Output each line of the material exactly as it stands.
** Start **
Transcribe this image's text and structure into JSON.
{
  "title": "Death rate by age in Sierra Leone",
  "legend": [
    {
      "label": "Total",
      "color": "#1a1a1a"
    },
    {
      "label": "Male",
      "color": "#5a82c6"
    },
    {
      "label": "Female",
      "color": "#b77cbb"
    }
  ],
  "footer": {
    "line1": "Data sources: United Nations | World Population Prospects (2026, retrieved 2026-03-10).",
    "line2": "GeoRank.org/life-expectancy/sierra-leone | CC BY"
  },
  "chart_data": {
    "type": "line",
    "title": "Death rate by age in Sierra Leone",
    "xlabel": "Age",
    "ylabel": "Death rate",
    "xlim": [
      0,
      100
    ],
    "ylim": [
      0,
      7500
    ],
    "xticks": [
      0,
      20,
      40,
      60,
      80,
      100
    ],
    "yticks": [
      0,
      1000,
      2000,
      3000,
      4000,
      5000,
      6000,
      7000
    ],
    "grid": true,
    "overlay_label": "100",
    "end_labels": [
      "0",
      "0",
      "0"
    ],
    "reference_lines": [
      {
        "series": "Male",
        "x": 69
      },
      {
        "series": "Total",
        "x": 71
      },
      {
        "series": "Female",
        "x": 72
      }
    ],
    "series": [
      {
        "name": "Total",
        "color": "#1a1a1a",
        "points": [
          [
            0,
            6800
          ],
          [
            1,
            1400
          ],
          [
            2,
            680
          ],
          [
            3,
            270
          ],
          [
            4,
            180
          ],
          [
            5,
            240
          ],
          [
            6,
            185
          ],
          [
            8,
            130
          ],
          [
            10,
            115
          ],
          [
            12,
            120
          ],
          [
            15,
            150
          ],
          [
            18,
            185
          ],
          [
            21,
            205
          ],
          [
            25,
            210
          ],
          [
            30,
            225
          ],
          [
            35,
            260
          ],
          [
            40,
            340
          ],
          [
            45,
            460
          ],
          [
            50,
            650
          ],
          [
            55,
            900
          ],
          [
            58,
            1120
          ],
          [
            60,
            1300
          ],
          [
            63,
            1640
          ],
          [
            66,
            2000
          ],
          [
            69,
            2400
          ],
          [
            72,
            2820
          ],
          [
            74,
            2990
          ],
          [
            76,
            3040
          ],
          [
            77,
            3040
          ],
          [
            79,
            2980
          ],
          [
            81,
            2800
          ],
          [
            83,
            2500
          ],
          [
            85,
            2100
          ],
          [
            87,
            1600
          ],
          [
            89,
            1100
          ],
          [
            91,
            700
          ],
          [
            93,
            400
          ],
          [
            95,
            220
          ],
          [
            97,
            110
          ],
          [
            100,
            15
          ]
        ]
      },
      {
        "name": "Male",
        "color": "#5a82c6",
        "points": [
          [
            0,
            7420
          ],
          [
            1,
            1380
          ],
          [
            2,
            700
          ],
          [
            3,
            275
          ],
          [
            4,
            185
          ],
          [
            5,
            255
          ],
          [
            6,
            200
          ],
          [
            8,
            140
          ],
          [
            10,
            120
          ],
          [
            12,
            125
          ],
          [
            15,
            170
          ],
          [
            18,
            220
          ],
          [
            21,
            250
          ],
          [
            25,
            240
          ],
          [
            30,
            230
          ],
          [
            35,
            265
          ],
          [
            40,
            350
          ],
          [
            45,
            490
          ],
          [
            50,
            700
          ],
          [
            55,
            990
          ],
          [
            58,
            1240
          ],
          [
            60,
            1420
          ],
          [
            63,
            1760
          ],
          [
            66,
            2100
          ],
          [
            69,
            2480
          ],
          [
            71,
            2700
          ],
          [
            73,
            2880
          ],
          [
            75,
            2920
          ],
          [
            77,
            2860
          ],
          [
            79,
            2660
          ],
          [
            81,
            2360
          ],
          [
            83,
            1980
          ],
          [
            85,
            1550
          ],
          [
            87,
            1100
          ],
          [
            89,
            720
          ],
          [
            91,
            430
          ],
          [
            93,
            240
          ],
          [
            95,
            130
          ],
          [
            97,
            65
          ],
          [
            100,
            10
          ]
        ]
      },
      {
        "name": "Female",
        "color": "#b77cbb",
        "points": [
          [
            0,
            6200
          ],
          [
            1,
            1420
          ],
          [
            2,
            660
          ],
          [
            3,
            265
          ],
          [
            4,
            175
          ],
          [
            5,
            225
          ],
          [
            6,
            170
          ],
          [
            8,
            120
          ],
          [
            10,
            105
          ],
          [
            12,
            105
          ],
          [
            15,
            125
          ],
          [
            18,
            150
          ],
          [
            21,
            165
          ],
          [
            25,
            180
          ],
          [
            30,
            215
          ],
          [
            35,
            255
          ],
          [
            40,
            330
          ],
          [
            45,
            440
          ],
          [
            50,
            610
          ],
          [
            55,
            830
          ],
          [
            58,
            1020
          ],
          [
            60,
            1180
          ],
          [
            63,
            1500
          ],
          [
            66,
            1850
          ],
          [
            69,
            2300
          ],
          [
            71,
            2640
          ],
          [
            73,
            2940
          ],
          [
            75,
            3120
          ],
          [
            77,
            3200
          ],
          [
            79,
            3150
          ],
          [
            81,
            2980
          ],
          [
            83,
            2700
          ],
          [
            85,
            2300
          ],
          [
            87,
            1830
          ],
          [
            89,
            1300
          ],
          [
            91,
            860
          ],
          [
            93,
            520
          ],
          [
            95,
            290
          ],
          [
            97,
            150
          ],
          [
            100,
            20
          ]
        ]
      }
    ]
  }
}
** End **
◆ **SOLUTION FOR THIS EXERCISE**
Transcribe this image's text and structure into JSON.
{
  "title": "Death rate by age in Sierra Leone",
  "legend": [
    {
      "label": "Total",
      "color": "#1a1a1a"
    },
    {
      "label": "Male",
      "color": "#5a82c6"
    },
    {
      "label": "Female",
      "color": "#b77cbb"
    }
  ],
  "footer": {
    "line1": "Data sources: United Nations | World Population Prospects (2026, retrieved 2026-03-10).",
    "line2": "GeoRank.org/life-expectancy/sierra-leone | CC BY"
  },
  "chart_data": {
    "type": "line",
    "title": "Death rate by age in Sierra Leone",
    "xlabel": "Age",
    "ylabel": "Death rate",
    "xlim": [
      0,
      100
    ],
    "ylim": [
      0,
      7500
    ],
    "xticks": [
      0,
      20,
      40,
      60,
      80,
      100
    ],
    "yticks": [
      0,
      1000,
      2000,
      3000,
      4000,
      5000,
      6000,
      7000
    ],
    "grid": true,
    "overlay_label": "100",
    "end_labels": [
      "0",
      "0",
      "0"
    ],
    "reference_lines": [
      {
        "series": "Male",
        "x": 69
      },
      {
        "series": "Total",
        "x": 71
      },
      {
        "series": "Female",
        "x": 72
      }
    ],
    "series": [
      {
        "name": "Total",
        "color": "#1a1a1a",
        "points": [
          [
            0,
            6800
          ],
          [
            1,
            1400
          ],
          [
            2,
            680
          ],
          [
            3,
            270
          ],
          [
            4,
            180
          ],
          [
            5,
            240
          ],
          [
            6,
            185
          ],
          [
            8,
            130
          ],
          [
            10,
            115
          ],
          [
            12,
            120
          ],
          [
            15,
            150
          ],
          [
            18,
            185
          ],
          [
            21,
            205
          ],
          [
            25,
            210
          ],
          [
            30,
            225
          ],
          [
            35,
            260
          ],
          [
            40,
            340
          ],
          [
            45,
            460
          ],
          [
            50,
            650
          ],
          [
            55,
            900
          ],
          [
            58,
            1120
          ],
          [
            60,
            1300
          ],
          [
            63,
            1640
          ],
          [
            66,
            2000
          ],
          [
            69,
            2400
          ],
          [
            72,
            2820
          ],
          [
            74,
            2990
          ],
          [
            76,
            3040
          ],
          [
            77,
            3040
          ],
          [
            79,
            2980
          ],
          [
            81,
            2800
          ],
          [
            83,
            2500
          ],
          [
            85,
            2100
          ],
          [
            87,
            1600
          ],
          [
            89,
            1100
          ],
          [
            91,
            700
          ],
          [
            93,
            400
          ],
          [
            95,
            220
          ],
          [
            97,
            110
          ],
          [
            100,
            15
          ]
        ]
      },
      {
        "name": "Male",
        "color": "#5a82c6",
        "points": [
          [
            0,
            7420
          ],
          [
            1,
            1380
          ],
          [
            2,
            700
          ],
          [
            3,
            275
          ],
          [
            4,
            185
          ],
          [
            5,
            255
          ],
          [
            6,
            200
          ],
          [
            8,
            140
          ],
          [
            10,
            120
          ],
          [
            12,
            125
          ],
          [
            15,
            170
          ],
          [
            18,
            220
          ],
          [
            21,
            250
          ],
          [
            25,
            240
          ],
          [
            30,
            230
          ],
          [
            35,
            265
          ],
          [
            40,
            350
          ],
          [
            45,
            490
          ],
          [
            50,
            700
          ],
          [
            55,
            990
          ],
          [
            58,
            1240
          ],
          [
            60,
            1420
          ],
          [
            63,
            1760
          ],
          [
            66,
            2100
          ],
          [
            69,
            2480
          ],
          [
            71,
            2700
          ],
          [
            73,
            2880
          ],
          [
            75,
            2920
          ],
          [
            77,
            2860
          ],
          [
            79,
            2660
          ],
          [
            81,
            2360
          ],
          [
            83,
            1980
          ],
          [
            85,
            1550
          ],
          [
            87,
            1100
          ],
          [
            89,
            720
          ],
          [
            91,
            430
          ],
          [
            93,
            240
          ],
          [
            95,
            130
          ],
          [
            97,
            65
          ],
          [
            100,
            10
          ]
        ]
      },
      {
        "name": "Female",
        "color": "#b77cbb",
        "points": [
          [
            0,
            6200
          ],
          [
            1,
            1420
          ],
          [
            2,
            660
          ],
          [
            3,
            265
          ],
          [
            4,
            175
          ],
          [
            5,
            225
          ],
          [
            6,
            170
          ],
          [
            8,
            120
          ],
          [
            10,
            105
          ],
          [
            12,
            105
          ],
          [
            15,
            125
          ],
          [
            18,
            150
          ],
          [
            21,
            165
          ],
          [
            25,
            180
          ],
          [
            30,
            215
          ],
          [
            35,
            255
          ],
          [
            40,
            330
          ],
          [
            45,
            440
          ],
          [
            50,
            610
          ],
          [
            55,
            830
          ],
          [
            58,
            1020
          ],
          [
            60,
            1180
          ],
          [
            63,
            1500
          ],
          [
            66,
            1850
          ],
          [
            69,
            2300
          ],
          [
            71,
            2640
          ],
          [
            73,
            2940
          ],
          [
            75,
            3120
          ],
          [
            77,
            3200
          ],
          [
            79,
            3150
          ],
          [
            81,
            2980
          ],
          [
            83,
            2700
          ],
          [
            85,
            2300
          ],
          [
            87,
            1830
          ],
          [
            89,
            1300
          ],
          [
            91,
            860
          ],
          [
            93,
            520
          ],
          [
            95,
            290
          ],
          [
            97,
            150
          ],
          [
            100,
            20
          ]
        ]
      }
    ]
  }
}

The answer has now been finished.